(Stored data entries)
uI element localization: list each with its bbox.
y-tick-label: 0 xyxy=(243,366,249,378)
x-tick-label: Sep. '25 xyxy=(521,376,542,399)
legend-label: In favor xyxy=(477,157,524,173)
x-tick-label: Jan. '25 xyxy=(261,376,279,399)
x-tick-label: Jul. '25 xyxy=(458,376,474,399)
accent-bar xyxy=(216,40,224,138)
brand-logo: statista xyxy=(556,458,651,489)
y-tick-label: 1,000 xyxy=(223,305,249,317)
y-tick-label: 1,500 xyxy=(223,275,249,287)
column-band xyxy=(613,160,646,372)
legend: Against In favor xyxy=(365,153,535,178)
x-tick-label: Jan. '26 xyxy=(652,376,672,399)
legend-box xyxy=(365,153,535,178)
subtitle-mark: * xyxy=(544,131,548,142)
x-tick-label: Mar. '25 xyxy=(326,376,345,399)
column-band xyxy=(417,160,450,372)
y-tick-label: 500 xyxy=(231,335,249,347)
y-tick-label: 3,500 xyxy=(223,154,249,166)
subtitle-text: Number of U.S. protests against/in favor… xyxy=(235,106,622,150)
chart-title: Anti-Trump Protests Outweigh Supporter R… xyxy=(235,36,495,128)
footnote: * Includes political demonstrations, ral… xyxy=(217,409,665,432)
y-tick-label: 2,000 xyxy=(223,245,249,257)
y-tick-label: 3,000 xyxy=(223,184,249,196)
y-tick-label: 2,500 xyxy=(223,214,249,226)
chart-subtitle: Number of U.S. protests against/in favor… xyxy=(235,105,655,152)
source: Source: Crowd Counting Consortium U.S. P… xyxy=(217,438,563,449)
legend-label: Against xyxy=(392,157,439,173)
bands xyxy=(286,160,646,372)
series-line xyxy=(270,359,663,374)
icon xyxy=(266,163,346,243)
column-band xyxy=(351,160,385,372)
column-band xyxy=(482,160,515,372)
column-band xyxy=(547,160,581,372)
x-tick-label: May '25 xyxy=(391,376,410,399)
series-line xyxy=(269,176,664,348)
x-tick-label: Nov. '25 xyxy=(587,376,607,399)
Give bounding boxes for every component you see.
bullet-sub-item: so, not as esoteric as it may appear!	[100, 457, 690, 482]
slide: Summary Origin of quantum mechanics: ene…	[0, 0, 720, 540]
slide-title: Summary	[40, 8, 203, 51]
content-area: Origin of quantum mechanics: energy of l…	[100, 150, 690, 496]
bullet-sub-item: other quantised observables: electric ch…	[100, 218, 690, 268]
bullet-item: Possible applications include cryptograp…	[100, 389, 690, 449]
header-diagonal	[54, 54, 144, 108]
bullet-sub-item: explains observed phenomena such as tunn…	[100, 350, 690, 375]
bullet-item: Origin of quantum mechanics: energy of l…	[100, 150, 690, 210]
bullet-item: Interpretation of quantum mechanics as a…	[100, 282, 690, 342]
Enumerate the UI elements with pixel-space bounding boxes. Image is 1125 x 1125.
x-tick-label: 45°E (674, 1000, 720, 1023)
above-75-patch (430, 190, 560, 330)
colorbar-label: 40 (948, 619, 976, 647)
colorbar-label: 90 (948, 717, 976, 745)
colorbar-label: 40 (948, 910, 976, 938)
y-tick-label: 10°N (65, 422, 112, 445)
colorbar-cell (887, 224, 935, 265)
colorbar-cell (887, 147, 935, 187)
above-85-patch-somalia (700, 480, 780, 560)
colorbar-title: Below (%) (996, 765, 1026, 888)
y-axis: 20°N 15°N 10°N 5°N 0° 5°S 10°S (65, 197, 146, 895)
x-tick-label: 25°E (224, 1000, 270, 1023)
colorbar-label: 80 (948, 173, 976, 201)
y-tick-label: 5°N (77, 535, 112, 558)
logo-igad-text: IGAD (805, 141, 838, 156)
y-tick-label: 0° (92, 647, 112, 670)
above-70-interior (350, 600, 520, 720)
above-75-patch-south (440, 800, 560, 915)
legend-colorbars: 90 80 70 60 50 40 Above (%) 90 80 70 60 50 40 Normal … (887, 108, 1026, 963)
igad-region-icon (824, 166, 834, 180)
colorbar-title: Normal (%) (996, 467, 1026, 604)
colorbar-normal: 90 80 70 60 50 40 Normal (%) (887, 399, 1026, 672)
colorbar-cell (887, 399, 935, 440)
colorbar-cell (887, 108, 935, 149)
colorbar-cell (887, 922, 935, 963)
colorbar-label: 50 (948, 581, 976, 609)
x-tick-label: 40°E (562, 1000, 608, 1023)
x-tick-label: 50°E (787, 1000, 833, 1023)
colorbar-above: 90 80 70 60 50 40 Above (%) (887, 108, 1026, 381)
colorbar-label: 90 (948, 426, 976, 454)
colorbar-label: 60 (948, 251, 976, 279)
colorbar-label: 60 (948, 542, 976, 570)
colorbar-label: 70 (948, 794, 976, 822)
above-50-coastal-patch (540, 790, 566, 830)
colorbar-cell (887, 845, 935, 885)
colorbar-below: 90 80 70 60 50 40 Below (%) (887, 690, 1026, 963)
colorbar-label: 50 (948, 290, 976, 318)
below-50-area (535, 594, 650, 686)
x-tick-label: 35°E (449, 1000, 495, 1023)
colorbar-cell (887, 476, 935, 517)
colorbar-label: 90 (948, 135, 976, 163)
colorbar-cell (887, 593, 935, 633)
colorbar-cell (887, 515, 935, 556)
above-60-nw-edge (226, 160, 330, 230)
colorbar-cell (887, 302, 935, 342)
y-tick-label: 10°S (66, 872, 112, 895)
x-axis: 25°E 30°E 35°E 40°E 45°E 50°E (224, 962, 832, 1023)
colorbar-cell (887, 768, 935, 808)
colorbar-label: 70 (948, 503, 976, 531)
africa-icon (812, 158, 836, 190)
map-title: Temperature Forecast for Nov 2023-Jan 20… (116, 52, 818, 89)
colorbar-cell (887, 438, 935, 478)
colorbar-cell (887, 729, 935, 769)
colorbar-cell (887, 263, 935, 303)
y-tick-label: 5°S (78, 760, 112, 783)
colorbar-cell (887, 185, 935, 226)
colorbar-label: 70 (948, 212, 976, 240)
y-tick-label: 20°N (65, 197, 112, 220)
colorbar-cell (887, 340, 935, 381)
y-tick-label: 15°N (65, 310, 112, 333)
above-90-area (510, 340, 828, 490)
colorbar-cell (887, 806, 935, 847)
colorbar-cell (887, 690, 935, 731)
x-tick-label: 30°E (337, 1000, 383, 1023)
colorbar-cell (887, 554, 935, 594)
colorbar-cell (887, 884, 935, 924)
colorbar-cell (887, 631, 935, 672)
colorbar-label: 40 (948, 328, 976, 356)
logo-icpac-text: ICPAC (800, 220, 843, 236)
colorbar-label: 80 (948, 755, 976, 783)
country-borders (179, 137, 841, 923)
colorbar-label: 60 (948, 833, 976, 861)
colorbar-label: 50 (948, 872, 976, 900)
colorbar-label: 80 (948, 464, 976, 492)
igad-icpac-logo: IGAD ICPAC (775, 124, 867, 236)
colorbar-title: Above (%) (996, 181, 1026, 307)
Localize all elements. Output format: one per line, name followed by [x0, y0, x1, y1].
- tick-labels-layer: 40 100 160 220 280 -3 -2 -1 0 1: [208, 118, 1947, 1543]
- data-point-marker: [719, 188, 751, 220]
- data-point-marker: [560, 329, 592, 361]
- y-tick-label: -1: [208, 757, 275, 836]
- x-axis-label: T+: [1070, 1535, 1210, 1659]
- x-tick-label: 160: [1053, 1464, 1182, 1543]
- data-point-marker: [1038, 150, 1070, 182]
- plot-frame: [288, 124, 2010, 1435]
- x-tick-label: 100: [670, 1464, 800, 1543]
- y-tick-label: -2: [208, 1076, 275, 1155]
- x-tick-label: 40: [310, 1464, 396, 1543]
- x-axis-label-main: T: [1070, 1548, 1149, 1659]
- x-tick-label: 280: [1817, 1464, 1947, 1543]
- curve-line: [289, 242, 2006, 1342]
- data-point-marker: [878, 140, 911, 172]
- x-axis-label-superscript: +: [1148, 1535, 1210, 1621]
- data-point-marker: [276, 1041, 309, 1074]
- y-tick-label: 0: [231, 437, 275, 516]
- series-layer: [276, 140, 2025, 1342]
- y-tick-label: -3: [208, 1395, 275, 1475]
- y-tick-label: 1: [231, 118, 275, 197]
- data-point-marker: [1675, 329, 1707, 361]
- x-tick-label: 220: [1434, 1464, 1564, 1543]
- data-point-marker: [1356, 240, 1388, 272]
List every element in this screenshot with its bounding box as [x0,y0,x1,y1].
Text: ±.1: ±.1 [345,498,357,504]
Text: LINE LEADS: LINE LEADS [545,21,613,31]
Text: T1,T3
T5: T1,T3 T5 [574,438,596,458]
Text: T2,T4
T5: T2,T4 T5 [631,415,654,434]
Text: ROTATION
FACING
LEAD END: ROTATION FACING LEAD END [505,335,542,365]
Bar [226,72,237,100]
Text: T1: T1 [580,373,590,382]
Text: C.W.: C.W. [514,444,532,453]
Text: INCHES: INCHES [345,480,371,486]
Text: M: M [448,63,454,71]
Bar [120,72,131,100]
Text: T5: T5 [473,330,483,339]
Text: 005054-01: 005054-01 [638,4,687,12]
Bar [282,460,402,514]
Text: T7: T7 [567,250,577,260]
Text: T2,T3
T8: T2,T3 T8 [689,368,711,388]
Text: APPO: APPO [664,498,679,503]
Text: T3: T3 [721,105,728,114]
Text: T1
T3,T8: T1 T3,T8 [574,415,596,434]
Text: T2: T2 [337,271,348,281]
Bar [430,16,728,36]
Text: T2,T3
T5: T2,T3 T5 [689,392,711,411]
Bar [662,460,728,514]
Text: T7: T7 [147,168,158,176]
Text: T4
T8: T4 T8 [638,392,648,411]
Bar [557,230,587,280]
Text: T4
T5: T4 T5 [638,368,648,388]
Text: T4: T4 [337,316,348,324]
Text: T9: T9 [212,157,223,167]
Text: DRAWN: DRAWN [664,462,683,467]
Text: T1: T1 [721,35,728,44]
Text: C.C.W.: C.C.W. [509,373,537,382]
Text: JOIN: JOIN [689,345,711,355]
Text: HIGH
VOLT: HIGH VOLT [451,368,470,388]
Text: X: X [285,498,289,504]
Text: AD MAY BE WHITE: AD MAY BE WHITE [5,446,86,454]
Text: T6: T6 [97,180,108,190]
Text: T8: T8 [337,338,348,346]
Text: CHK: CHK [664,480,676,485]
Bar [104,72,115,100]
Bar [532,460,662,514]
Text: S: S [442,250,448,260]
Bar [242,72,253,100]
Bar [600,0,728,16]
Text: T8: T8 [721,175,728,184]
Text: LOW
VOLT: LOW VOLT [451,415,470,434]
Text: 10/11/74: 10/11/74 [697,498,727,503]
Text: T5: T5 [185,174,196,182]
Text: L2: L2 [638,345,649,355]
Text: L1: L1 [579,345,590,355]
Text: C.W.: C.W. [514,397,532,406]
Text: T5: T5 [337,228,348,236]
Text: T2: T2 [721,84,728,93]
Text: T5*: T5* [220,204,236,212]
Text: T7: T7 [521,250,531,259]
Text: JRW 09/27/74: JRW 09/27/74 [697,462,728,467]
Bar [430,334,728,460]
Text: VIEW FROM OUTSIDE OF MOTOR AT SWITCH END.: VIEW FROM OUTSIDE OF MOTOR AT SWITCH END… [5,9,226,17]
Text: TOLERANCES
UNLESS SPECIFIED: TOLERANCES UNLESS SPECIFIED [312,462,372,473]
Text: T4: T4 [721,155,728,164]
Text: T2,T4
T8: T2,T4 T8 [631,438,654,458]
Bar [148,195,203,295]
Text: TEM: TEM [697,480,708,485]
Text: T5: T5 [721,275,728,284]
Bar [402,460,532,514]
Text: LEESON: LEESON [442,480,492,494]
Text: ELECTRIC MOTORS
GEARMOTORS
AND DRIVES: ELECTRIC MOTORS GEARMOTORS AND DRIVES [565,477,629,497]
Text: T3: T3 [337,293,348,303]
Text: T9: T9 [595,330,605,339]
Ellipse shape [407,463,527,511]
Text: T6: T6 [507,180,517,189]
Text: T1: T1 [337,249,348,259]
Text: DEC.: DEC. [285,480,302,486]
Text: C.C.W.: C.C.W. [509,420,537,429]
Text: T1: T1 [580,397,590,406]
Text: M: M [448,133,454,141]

Directive: Repeat the rows above word for word, everything from the first row down to and including the row that contains "x-tick-label: Jan. '26 xyxy=(652,376,672,399)".

Exercise response:
uI element localization: list each with its bbox.
y-tick-label: 0 xyxy=(243,366,249,378)
x-tick-label: Sep. '25 xyxy=(521,376,542,399)
legend-label: In favor xyxy=(477,157,524,173)
x-tick-label: Jan. '25 xyxy=(261,376,279,399)
x-tick-label: Jul. '25 xyxy=(458,376,474,399)
accent-bar xyxy=(216,40,224,138)
brand-logo: statista xyxy=(556,458,651,489)
y-tick-label: 1,000 xyxy=(223,305,249,317)
y-tick-label: 1,500 xyxy=(223,275,249,287)
column-band xyxy=(613,160,646,372)
legend: Against In favor xyxy=(365,153,535,178)
x-tick-label: Jan. '26 xyxy=(652,376,672,399)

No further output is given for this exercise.